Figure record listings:
- - -
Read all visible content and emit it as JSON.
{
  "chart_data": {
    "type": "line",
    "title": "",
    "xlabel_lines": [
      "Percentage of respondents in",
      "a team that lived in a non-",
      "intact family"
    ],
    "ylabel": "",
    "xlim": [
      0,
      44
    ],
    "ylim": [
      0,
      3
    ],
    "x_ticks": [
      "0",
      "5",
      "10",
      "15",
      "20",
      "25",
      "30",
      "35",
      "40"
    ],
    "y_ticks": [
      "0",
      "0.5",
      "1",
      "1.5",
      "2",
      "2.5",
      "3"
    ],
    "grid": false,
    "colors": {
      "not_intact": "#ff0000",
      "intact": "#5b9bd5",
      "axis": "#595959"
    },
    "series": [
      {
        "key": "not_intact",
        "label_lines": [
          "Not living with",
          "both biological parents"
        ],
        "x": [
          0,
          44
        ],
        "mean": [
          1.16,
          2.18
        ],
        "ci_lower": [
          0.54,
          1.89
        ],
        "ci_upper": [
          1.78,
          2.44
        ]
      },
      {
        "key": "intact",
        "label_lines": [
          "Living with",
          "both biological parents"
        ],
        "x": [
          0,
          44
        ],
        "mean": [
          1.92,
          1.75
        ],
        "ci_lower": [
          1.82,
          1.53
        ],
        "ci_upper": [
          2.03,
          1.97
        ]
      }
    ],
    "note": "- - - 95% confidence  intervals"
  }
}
- - -
Print the listing above in its entirety, with every line exact.

• **OUTPUT BELOW**:
Read all visible content and emit it as JSON.
{
  "chart_data": {
    "type": "line",
    "title": "",
    "xlabel_lines": [
      "Percentage of respondents in",
      "a team that lived in a non-",
      "intact family"
    ],
    "ylabel": "",
    "xlim": [
      0,
      44
    ],
    "ylim": [
      0,
      3
    ],
    "x_ticks": [
      "0",
      "5",
      "10",
      "15",
      "20",
      "25",
      "30",
      "35",
      "40"
    ],
    "y_ticks": [
      "0",
      "0.5",
      "1",
      "1.5",
      "2",
      "2.5",
      "3"
    ],
    "grid": false,
    "colors": {
      "not_intact": "#ff0000",
      "intact": "#5b9bd5",
      "axis": "#595959"
    },
    "series": [
      {
        "key": "not_intact",
        "label_lines": [
          "Not living with",
          "both biological parents"
        ],
        "x": [
          0,
          44
        ],
        "mean": [
          1.16,
          2.18
        ],
        "ci_lower": [
          0.54,
          1.89
        ],
        "ci_upper": [
          1.78,
          2.44
        ]
      },
      {
        "key": "intact",
        "label_lines": [
          "Living with",
          "both biological parents"
        ],
        "x": [
          0,
          44
        ],
        "mean": [
          1.92,
          1.75
        ],
        "ci_lower": [
          1.82,
          1.53
        ],
        "ci_upper": [
          2.03,
          1.97
        ]
      }
    ],
    "note": "- - - 95% confidence  intervals"
  }
}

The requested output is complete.